_WORK REQUIRED:_ Reproduce the listing word for word, leaving every picture behind.

Items from a dataset
===

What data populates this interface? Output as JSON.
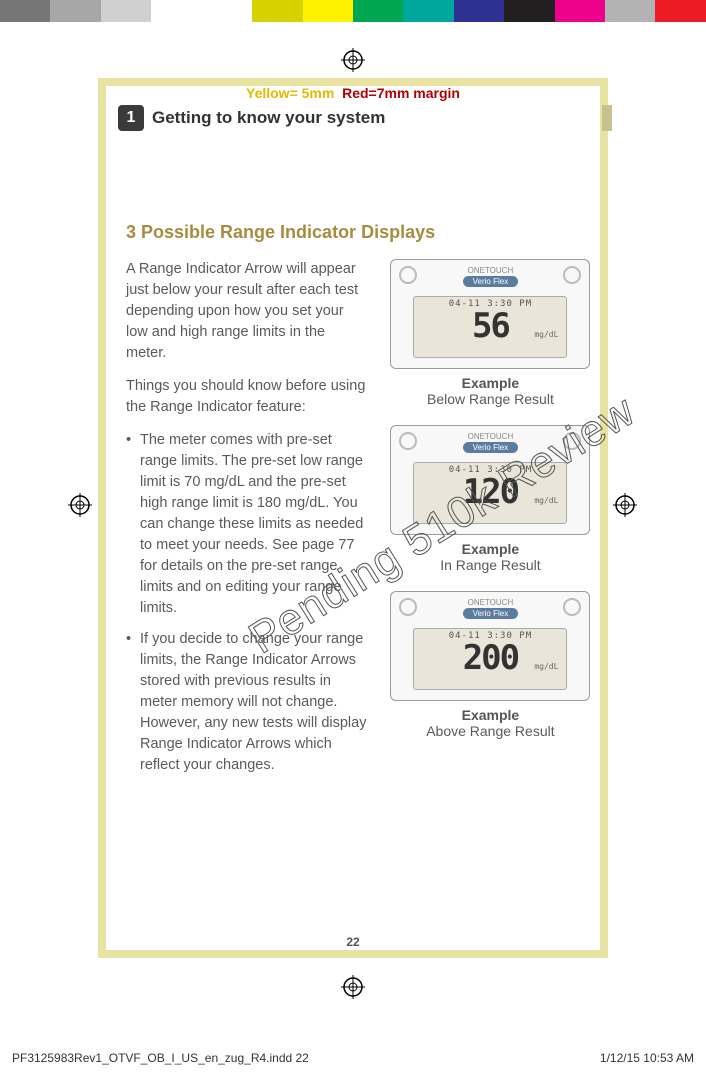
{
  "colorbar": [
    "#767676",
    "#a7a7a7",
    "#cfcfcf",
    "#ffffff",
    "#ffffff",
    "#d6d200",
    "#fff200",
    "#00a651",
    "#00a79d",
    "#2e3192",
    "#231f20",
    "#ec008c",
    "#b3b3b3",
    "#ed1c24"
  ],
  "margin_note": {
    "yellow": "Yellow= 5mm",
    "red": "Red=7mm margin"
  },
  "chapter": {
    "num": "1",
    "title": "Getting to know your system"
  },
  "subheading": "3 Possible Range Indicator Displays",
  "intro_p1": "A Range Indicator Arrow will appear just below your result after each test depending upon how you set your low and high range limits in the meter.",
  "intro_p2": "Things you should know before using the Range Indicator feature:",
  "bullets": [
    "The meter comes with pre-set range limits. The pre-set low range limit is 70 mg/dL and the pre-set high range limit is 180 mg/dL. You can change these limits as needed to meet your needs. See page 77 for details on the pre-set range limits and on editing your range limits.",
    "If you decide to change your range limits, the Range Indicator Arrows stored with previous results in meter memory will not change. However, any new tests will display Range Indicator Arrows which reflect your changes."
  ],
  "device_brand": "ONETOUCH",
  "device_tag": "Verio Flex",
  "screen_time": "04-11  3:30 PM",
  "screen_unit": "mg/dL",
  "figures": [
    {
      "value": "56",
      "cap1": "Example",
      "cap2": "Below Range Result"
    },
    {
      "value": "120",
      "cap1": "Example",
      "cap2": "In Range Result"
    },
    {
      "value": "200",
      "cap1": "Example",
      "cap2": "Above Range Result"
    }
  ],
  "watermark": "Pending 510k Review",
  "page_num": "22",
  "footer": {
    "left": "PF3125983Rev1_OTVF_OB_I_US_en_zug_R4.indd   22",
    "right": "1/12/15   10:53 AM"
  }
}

===

_IN RESPONSE:_
What data populates this interface? Output as JSON.
{
  "colorbar": [
    "#767676",
    "#a7a7a7",
    "#cfcfcf",
    "#ffffff",
    "#ffffff",
    "#d6d200",
    "#fff200",
    "#00a651",
    "#00a79d",
    "#2e3192",
    "#231f20",
    "#ec008c",
    "#b3b3b3",
    "#ed1c24"
  ],
  "margin_note": {
    "yellow": "Yellow= 5mm",
    "red": "Red=7mm margin"
  },
  "chapter": {
    "num": "1",
    "title": "Getting to know your system"
  },
  "subheading": "3 Possible Range Indicator Displays",
  "intro_p1": "A Range Indicator Arrow will appear just below your result after each test depending upon how you set your low and high range limits in the meter.",
  "intro_p2": "Things you should know before using the Range Indicator feature:",
  "bullets": [
    "The meter comes with pre-set range limits. The pre-set low range limit is 70 mg/dL and the pre-set high range limit is 180 mg/dL. You can change these limits as needed to meet your needs. See page 77 for details on the pre-set range limits and on editing your range limits.",
    "If you decide to change your range limits, the Range Indicator Arrows stored with previous results in meter memory will not change. However, any new tests will display Range Indicator Arrows which reflect your changes."
  ],
  "device_brand": "ONETOUCH",
  "device_tag": "Verio Flex",
  "screen_time": "04-11  3:30 PM",
  "screen_unit": "mg/dL",
  "figures": [
    {
      "value": "56",
      "cap1": "Example",
      "cap2": "Below Range Result"
    },
    {
      "value": "120",
      "cap1": "Example",
      "cap2": "In Range Result"
    },
    {
      "value": "200",
      "cap1": "Example",
      "cap2": "Above Range Result"
    }
  ],
  "watermark": "Pending 510k Review",
  "page_num": "22",
  "footer": {
    "left": "PF3125983Rev1_OTVF_OB_I_US_en_zug_R4.indd   22",
    "right": "1/12/15   10:53 AM"
  }
}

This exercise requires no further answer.